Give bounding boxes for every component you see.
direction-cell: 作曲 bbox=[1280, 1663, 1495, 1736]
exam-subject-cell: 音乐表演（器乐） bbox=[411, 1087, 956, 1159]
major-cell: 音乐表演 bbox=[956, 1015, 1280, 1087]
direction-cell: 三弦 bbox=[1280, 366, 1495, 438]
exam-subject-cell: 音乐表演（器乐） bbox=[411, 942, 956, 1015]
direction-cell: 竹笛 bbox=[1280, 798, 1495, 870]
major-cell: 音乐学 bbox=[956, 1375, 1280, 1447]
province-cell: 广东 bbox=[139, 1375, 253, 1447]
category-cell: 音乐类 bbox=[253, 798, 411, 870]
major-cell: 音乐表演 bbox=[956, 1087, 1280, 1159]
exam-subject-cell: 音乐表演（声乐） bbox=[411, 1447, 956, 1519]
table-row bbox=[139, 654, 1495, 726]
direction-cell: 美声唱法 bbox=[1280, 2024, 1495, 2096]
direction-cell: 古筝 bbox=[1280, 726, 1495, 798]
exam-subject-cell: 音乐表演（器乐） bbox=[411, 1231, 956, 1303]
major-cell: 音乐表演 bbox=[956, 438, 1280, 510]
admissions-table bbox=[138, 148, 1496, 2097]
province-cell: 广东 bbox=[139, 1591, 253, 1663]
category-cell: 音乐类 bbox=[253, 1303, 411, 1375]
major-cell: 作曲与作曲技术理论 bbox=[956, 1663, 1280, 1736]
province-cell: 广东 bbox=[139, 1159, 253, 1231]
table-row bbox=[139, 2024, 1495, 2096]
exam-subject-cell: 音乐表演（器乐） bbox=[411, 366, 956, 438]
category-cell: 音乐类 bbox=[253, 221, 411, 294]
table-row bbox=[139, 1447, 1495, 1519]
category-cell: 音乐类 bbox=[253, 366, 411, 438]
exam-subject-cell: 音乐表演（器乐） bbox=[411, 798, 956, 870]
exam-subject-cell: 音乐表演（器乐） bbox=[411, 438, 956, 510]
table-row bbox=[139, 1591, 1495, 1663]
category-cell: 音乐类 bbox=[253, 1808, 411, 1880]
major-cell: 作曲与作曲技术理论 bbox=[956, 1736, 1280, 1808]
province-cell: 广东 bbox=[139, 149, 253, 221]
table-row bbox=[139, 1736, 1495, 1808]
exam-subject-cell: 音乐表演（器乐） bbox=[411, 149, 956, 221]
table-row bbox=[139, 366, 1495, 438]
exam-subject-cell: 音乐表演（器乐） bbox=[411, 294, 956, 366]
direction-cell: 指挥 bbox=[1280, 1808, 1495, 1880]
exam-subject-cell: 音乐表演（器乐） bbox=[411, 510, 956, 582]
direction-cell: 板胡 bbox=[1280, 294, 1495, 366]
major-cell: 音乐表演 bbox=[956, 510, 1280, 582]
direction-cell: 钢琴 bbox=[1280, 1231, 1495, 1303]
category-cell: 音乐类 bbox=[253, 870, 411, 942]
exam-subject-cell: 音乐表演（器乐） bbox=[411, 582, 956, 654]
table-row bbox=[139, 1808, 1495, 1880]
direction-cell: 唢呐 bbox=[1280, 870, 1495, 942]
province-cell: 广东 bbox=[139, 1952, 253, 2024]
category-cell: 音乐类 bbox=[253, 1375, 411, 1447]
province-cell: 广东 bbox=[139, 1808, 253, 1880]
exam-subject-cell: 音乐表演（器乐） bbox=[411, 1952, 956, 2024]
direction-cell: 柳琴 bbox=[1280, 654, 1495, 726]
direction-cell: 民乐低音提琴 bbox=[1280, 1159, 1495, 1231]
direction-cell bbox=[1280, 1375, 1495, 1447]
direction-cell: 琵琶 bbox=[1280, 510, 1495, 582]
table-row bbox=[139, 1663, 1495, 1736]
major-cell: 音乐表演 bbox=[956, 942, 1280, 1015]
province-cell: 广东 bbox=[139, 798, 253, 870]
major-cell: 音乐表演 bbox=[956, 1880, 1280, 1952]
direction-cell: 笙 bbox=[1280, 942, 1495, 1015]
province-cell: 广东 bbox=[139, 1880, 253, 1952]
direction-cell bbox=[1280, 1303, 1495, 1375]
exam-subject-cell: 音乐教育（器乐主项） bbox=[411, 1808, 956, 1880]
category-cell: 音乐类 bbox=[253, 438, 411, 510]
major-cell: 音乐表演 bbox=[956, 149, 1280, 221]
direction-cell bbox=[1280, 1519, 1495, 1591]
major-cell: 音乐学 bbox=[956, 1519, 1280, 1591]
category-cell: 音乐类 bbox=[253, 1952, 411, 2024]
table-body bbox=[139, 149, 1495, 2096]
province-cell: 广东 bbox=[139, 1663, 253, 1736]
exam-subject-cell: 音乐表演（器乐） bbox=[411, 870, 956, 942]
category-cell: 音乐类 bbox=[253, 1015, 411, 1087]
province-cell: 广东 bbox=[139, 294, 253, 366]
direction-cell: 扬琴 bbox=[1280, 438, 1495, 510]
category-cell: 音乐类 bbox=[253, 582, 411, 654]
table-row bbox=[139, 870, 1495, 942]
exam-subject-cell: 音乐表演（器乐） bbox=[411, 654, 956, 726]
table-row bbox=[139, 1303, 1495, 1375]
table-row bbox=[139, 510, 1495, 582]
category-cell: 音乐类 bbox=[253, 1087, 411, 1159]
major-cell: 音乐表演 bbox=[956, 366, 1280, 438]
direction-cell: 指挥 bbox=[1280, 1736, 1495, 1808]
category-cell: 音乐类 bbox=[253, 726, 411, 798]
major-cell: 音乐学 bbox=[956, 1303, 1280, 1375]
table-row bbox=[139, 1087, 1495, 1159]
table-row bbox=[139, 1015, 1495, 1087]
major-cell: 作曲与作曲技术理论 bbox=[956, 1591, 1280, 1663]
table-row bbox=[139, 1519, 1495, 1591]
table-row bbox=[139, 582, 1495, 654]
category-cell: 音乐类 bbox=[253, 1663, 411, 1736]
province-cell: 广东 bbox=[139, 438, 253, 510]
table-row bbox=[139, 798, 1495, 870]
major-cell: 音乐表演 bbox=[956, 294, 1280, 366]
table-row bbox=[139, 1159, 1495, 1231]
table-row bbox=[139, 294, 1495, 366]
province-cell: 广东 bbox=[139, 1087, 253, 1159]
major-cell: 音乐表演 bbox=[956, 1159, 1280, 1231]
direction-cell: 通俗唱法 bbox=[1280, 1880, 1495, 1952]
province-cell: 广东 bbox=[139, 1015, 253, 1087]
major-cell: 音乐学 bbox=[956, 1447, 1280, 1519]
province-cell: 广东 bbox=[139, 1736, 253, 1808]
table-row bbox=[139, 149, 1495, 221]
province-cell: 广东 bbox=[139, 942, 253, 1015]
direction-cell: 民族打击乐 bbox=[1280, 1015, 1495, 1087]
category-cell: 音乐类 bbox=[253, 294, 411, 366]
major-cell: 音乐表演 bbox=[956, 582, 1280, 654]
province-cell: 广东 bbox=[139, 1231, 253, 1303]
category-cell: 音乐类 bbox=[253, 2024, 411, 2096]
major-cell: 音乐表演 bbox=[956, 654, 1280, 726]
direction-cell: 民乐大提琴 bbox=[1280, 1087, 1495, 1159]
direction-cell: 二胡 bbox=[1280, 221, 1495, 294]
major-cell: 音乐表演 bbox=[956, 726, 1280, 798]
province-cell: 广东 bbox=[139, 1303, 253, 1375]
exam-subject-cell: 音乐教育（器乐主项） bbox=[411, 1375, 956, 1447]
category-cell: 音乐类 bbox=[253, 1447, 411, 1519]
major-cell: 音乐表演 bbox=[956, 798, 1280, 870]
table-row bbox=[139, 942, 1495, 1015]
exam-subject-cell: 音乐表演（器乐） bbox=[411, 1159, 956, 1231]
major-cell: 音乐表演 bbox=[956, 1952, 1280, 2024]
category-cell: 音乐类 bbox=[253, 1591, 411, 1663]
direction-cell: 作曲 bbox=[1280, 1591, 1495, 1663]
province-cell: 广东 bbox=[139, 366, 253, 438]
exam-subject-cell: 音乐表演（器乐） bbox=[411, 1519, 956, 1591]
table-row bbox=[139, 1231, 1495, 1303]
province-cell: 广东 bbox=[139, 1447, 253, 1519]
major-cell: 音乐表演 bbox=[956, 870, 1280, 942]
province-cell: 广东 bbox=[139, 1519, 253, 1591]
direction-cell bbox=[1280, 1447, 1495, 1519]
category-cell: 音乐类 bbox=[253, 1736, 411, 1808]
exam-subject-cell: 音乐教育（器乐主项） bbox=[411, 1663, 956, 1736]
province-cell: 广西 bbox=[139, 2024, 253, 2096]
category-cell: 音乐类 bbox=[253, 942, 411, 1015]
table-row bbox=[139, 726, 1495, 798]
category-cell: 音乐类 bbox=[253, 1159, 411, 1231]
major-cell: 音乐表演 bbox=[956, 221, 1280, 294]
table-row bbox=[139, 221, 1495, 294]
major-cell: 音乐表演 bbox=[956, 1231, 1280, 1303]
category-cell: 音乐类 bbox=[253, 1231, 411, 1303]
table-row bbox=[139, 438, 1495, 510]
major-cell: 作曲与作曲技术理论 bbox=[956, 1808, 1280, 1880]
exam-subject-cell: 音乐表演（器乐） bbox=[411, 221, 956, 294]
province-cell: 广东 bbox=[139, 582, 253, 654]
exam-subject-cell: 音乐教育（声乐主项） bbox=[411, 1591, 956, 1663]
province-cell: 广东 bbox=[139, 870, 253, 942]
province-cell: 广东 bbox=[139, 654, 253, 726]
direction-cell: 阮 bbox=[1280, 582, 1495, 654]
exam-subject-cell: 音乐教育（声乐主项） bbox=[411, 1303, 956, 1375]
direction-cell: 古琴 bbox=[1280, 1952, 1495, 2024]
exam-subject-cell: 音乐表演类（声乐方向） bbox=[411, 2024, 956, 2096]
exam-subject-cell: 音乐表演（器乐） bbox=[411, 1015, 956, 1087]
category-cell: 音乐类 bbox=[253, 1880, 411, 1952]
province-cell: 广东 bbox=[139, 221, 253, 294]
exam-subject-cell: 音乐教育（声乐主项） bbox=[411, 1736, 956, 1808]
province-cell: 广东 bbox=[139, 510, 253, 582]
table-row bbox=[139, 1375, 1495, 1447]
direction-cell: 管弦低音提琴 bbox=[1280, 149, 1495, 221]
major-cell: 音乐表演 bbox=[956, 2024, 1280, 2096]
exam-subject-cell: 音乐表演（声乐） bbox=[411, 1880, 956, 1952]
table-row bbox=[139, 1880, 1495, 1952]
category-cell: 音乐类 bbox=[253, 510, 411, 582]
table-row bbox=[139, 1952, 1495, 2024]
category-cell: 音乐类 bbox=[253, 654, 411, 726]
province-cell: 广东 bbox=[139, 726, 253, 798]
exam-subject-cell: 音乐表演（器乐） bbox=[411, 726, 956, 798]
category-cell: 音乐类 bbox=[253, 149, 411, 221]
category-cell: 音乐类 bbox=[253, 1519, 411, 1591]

====================

# WORK TO COMPLETE:
Take the lines from the first one through the line with "direction-cell: 板胡 bbox=[1280, 294, 1495, 366]", switch each "广东" to "福建", and give those lines again with nothing else changed.

# TASK OUTPUT:
Give bounding boxes for every component you see.
direction-cell: 作曲 bbox=[1280, 1663, 1495, 1736]
exam-subject-cell: 音乐表演（器乐） bbox=[411, 1087, 956, 1159]
major-cell: 音乐表演 bbox=[956, 1015, 1280, 1087]
direction-cell: 三弦 bbox=[1280, 366, 1495, 438]
exam-subject-cell: 音乐表演（器乐） bbox=[411, 942, 956, 1015]
direction-cell: 竹笛 bbox=[1280, 798, 1495, 870]
major-cell: 音乐学 bbox=[956, 1375, 1280, 1447]
province-cell: 福建 bbox=[139, 1375, 253, 1447]
category-cell: 音乐类 bbox=[253, 798, 411, 870]
major-cell: 音乐表演 bbox=[956, 1087, 1280, 1159]
exam-subject-cell: 音乐表演（声乐） bbox=[411, 1447, 956, 1519]
table-row bbox=[139, 654, 1495, 726]
direction-cell: 美声唱法 bbox=[1280, 2024, 1495, 2096]
direction-cell: 古筝 bbox=[1280, 726, 1495, 798]
exam-subject-cell: 音乐表演（器乐） bbox=[411, 1231, 956, 1303]
major-cell: 音乐表演 bbox=[956, 438, 1280, 510]
admissions-table bbox=[138, 148, 1496, 2097]
province-cell: 福建 bbox=[139, 1591, 253, 1663]
category-cell: 音乐类 bbox=[253, 1303, 411, 1375]
major-cell: 作曲与作曲技术理论 bbox=[956, 1663, 1280, 1736]
province-cell: 福建 bbox=[139, 1159, 253, 1231]
table-row bbox=[139, 2024, 1495, 2096]
exam-subject-cell: 音乐表演（器乐） bbox=[411, 366, 956, 438]
category-cell: 音乐类 bbox=[253, 221, 411, 294]
table-row bbox=[139, 1447, 1495, 1519]
category-cell: 音乐类 bbox=[253, 366, 411, 438]
exam-subject-cell: 音乐表演（器乐） bbox=[411, 798, 956, 870]
exam-subject-cell: 音乐表演（器乐） bbox=[411, 438, 956, 510]
table-row bbox=[139, 1591, 1495, 1663]
category-cell: 音乐类 bbox=[253, 1808, 411, 1880]
major-cell: 作曲与作曲技术理论 bbox=[956, 1736, 1280, 1808]
province-cell: 福建 bbox=[139, 149, 253, 221]
table-row bbox=[139, 1736, 1495, 1808]
exam-subject-cell: 音乐表演（器乐） bbox=[411, 149, 956, 221]
table-row bbox=[139, 366, 1495, 438]
exam-subject-cell: 音乐表演（器乐） bbox=[411, 294, 956, 366]
direction-cell: 指挥 bbox=[1280, 1808, 1495, 1880]
exam-subject-cell: 音乐表演（器乐） bbox=[411, 510, 956, 582]
direction-cell: 板胡 bbox=[1280, 294, 1495, 366]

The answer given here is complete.